## TASK GOAL
From the entries below, please gather each line containing the string "this".

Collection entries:
----------------

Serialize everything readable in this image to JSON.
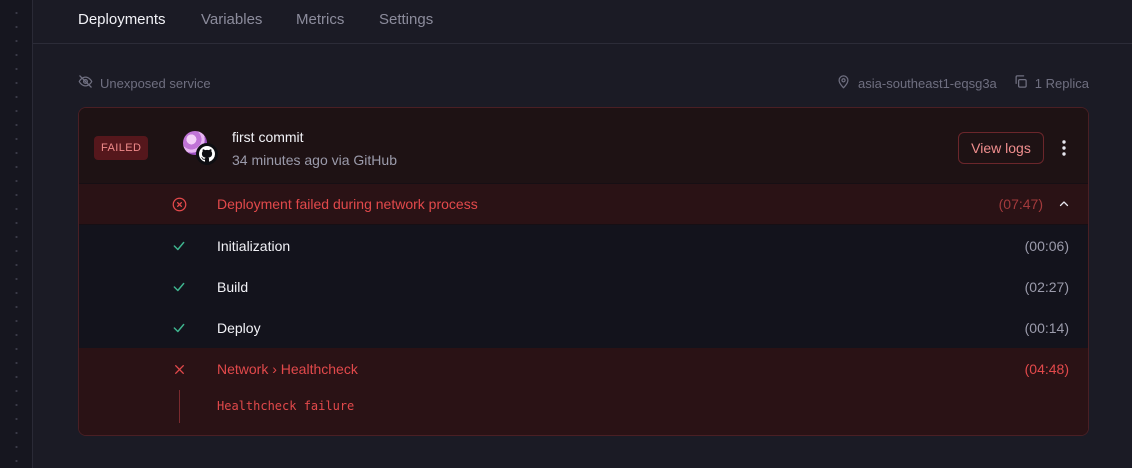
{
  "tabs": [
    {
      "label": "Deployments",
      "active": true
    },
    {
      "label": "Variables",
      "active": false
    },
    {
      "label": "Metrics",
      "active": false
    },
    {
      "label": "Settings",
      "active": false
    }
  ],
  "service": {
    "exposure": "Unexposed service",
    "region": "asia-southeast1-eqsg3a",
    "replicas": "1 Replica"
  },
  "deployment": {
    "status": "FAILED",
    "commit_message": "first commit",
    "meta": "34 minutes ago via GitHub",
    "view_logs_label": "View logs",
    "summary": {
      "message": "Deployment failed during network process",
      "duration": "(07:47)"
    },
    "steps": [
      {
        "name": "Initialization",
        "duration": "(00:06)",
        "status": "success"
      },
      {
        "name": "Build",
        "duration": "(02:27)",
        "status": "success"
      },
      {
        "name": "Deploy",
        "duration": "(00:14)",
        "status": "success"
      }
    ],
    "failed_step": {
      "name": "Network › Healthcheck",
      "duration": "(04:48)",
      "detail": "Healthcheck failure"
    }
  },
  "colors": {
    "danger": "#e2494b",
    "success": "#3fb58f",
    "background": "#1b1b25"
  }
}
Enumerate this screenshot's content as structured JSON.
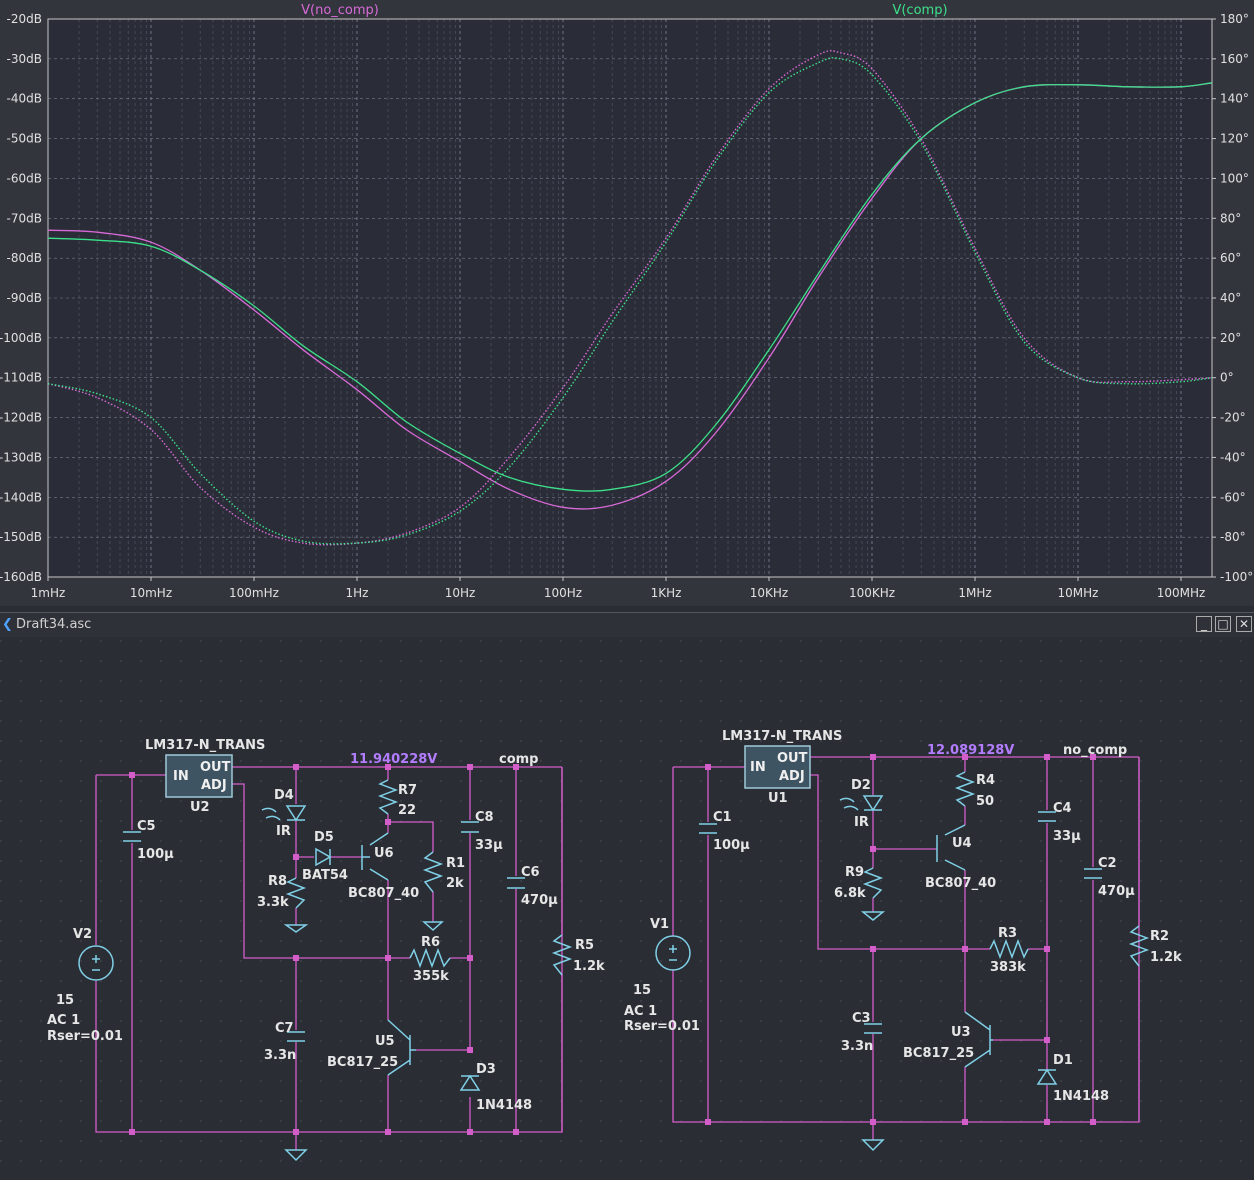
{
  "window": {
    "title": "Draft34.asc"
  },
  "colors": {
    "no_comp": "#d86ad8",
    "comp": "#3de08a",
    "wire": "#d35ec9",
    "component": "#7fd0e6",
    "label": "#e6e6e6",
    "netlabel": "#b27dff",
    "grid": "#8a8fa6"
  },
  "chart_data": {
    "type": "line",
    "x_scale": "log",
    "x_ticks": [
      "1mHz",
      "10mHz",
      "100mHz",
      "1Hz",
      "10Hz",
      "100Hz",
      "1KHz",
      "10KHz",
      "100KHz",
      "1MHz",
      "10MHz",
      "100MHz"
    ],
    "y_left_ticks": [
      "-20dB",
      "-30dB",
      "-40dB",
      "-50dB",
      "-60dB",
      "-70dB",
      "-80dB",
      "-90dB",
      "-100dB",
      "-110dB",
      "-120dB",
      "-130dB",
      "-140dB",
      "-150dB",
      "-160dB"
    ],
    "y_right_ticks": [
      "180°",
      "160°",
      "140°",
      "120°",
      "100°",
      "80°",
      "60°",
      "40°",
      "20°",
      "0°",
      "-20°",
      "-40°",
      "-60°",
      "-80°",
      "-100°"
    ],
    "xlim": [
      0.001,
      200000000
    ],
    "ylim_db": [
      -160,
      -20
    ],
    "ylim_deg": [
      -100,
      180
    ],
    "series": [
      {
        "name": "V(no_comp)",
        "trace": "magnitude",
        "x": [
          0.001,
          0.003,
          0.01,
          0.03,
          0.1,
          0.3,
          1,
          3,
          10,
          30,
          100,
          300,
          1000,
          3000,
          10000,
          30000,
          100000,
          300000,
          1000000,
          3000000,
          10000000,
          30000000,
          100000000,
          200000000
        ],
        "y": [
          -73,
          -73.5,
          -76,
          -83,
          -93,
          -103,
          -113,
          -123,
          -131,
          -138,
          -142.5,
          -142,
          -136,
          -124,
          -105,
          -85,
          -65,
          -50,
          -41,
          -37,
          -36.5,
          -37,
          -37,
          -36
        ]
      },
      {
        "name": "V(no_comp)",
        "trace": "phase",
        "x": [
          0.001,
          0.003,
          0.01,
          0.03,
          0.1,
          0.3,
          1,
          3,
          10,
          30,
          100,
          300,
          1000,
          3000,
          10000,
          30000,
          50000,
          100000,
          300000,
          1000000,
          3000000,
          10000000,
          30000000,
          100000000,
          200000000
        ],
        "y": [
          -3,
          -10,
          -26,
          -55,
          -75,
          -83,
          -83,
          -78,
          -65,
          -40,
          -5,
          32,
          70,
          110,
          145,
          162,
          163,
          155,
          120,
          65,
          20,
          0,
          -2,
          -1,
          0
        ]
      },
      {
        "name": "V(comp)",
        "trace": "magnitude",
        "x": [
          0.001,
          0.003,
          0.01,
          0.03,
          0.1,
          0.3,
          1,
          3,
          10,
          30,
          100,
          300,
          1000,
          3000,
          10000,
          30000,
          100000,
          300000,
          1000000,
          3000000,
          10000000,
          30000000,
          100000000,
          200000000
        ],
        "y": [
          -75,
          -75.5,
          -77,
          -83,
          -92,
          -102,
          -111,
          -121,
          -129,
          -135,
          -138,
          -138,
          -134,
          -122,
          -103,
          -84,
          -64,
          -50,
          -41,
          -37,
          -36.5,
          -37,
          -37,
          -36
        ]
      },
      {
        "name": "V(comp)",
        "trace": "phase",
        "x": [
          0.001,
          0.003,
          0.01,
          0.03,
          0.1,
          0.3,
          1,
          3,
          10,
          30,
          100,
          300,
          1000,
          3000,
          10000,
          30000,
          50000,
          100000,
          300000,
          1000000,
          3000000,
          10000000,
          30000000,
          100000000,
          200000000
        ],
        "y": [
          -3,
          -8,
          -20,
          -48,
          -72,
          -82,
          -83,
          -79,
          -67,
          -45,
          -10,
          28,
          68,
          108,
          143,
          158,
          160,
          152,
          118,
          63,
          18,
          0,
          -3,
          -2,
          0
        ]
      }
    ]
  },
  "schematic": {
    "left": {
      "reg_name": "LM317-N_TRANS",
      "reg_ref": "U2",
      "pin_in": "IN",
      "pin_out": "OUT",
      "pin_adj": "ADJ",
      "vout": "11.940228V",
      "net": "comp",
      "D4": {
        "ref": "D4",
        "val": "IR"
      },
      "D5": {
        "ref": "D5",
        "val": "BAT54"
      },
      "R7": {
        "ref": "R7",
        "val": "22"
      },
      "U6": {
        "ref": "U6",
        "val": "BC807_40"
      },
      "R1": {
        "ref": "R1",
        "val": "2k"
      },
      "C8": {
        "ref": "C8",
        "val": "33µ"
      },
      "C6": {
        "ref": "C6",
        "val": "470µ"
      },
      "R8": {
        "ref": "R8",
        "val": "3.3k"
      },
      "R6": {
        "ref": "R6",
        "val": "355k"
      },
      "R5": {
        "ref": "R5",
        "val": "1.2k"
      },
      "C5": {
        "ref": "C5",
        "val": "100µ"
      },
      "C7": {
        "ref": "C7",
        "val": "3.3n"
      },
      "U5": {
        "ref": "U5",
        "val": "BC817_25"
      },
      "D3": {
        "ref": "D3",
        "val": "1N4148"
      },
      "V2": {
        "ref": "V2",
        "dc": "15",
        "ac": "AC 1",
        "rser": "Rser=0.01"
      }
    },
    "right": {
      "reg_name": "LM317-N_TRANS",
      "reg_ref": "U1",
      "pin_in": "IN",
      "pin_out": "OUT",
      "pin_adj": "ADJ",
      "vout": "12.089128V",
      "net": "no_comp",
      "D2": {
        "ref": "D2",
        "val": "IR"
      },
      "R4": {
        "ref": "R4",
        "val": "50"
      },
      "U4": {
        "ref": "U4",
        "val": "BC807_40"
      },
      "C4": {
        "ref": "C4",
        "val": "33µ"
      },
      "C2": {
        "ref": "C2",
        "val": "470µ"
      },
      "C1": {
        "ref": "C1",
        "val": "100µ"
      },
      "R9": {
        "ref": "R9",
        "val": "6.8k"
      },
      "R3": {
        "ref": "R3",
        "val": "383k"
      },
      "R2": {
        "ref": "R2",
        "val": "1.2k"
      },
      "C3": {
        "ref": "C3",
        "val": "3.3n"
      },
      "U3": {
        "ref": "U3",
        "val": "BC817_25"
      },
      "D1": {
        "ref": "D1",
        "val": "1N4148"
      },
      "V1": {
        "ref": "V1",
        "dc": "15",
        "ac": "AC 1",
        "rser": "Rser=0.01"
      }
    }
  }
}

----------------

## RESULT OF THE EXERCISE
Serialize everything readable in this image to JSON.
Enumerate this screenshot's content as structured JSON.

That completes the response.